(Work instructions) Pick out each line containing the string "color" and copy it.

[Extracts from a graphics dataset]
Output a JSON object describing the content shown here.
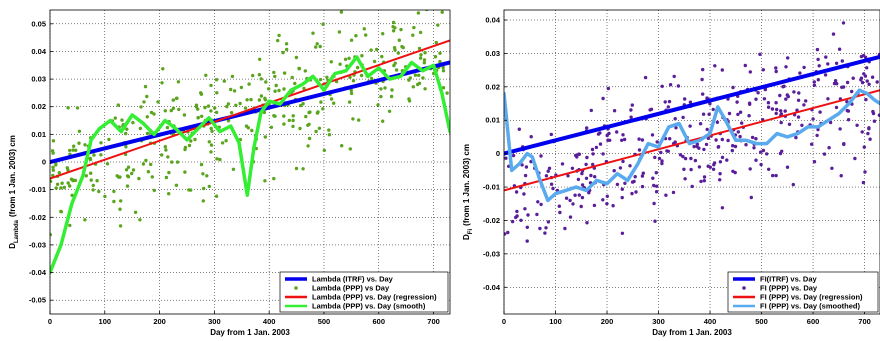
{
  "chart_data": [
    {
      "type": "scatter",
      "xlabel": "Day from 1 Jan. 2003",
      "ylabel_main": "D",
      "ylabel_sub": "Lambda",
      "ylabel_rest": "(from 1 Jan. 2003)   cm",
      "xlim": [
        0,
        730
      ],
      "ylim": [
        -0.055,
        0.055
      ],
      "xticks": [
        0,
        100,
        200,
        300,
        400,
        500,
        600,
        700
      ],
      "yticks": [
        -0.05,
        -0.04,
        -0.03,
        -0.02,
        -0.01,
        0,
        0.01,
        0.02,
        0.03,
        0.04,
        0.05
      ],
      "ytick_labels": [
        "-0.05",
        "-0.04",
        "-0.03",
        "-0.02",
        "-0.01",
        "0",
        "0.01",
        "0.02",
        "0.03",
        "0.04",
        "0.05"
      ],
      "grid": true,
      "legend_position": "bottom-right",
      "series": [
        {
          "name": "Lambda (ITRF) vs. Day",
          "kind": "line",
          "color": "#0000ee",
          "x": [
            0,
            730
          ],
          "y": [
            0.0,
            0.036
          ]
        },
        {
          "name": "Lambda (PPP) vs Day",
          "kind": "points",
          "color": "#5aa51e",
          "seed_params": {
            "count": 420,
            "trend_start": -0.006,
            "trend_end": 0.044,
            "spread": 0.016,
            "seed": 7
          }
        },
        {
          "name": "Lambda (PPP) vs. Day (regression)",
          "kind": "line",
          "color": "#ee1111",
          "x": [
            0,
            730
          ],
          "y": [
            -0.006,
            0.044
          ]
        },
        {
          "name": "Lambda (PPP) vs. Day (smooth)",
          "kind": "line",
          "color": "#33ee33",
          "x": [
            0,
            20,
            40,
            60,
            75,
            90,
            110,
            130,
            150,
            170,
            190,
            210,
            230,
            250,
            270,
            290,
            310,
            330,
            345,
            360,
            372,
            385,
            400,
            420,
            440,
            460,
            480,
            500,
            520,
            540,
            560,
            580,
            600,
            620,
            640,
            660,
            680,
            700,
            715,
            730
          ],
          "y": [
            -0.04,
            -0.03,
            -0.015,
            -0.005,
            0.008,
            0.012,
            0.015,
            0.011,
            0.017,
            0.014,
            0.01,
            0.015,
            0.012,
            0.008,
            0.012,
            0.016,
            0.011,
            0.013,
            0.007,
            -0.012,
            0.005,
            0.018,
            0.022,
            0.021,
            0.026,
            0.028,
            0.031,
            0.026,
            0.032,
            0.033,
            0.038,
            0.031,
            0.034,
            0.03,
            0.031,
            0.036,
            0.033,
            0.035,
            0.025,
            0.011
          ]
        }
      ]
    },
    {
      "type": "scatter",
      "xlabel": "Day from 1 Jan. 2003",
      "ylabel_main": "D",
      "ylabel_sub": "Fi",
      "ylabel_rest": "(from 1 Jan. 2003)   cm",
      "xlim": [
        0,
        730
      ],
      "ylim": [
        -0.048,
        0.043
      ],
      "xticks": [
        0,
        100,
        200,
        300,
        400,
        500,
        600,
        700
      ],
      "yticks": [
        -0.04,
        -0.03,
        -0.02,
        -0.01,
        0,
        0.01,
        0.02,
        0.03,
        0.04
      ],
      "ytick_labels": [
        "-0.04",
        "-0.03",
        "-0.02",
        "-0.01",
        "0",
        "0.01",
        "0.02",
        "0.03",
        "0.04"
      ],
      "grid": true,
      "legend_position": "bottom-right",
      "series": [
        {
          "name": "FI(ITRF) vs.  Day",
          "kind": "line",
          "color": "#0000ee",
          "x": [
            0,
            730
          ],
          "y": [
            0.0,
            0.029
          ]
        },
        {
          "name": "FI (PPP) vs. Day",
          "kind": "points",
          "color": "#5a1e9a",
          "seed_params": {
            "count": 420,
            "trend_start": -0.011,
            "trend_end": 0.019,
            "spread": 0.013,
            "seed": 13
          }
        },
        {
          "name": "FI (PPP) vs. Day (regression)",
          "kind": "line",
          "color": "#ee1111",
          "x": [
            0,
            730
          ],
          "y": [
            -0.011,
            0.019
          ]
        },
        {
          "name": "FI (PPP) vs. Day  (smoothed)",
          "kind": "line",
          "color": "#5aaaee",
          "x": [
            0,
            15,
            30,
            45,
            55,
            70,
            85,
            100,
            120,
            140,
            160,
            180,
            200,
            220,
            240,
            260,
            280,
            300,
            320,
            340,
            360,
            380,
            400,
            415,
            430,
            450,
            470,
            490,
            510,
            530,
            550,
            570,
            590,
            610,
            630,
            650,
            670,
            690,
            705,
            720,
            730
          ],
          "y": [
            0.018,
            -0.005,
            -0.003,
            0.0,
            -0.001,
            -0.008,
            -0.014,
            -0.012,
            -0.011,
            -0.01,
            -0.011,
            -0.008,
            -0.009,
            -0.006,
            -0.008,
            -0.003,
            0.003,
            0.002,
            0.008,
            0.009,
            0.003,
            0.004,
            0.006,
            0.014,
            0.01,
            0.004,
            0.004,
            0.003,
            0.003,
            0.006,
            0.005,
            0.006,
            0.008,
            0.008,
            0.01,
            0.012,
            0.015,
            0.019,
            0.018,
            0.016,
            0.015
          ]
        }
      ]
    }
  ]
}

(Written response)
          "color": "#0000ee",
          "color": "#5aa51e",
          "color": "#ee1111",
          "color": "#33ee33",
          "color": "#0000ee",
          "color": "#5a1e9a",
          "color": "#ee1111",
          "color": "#5aaaee",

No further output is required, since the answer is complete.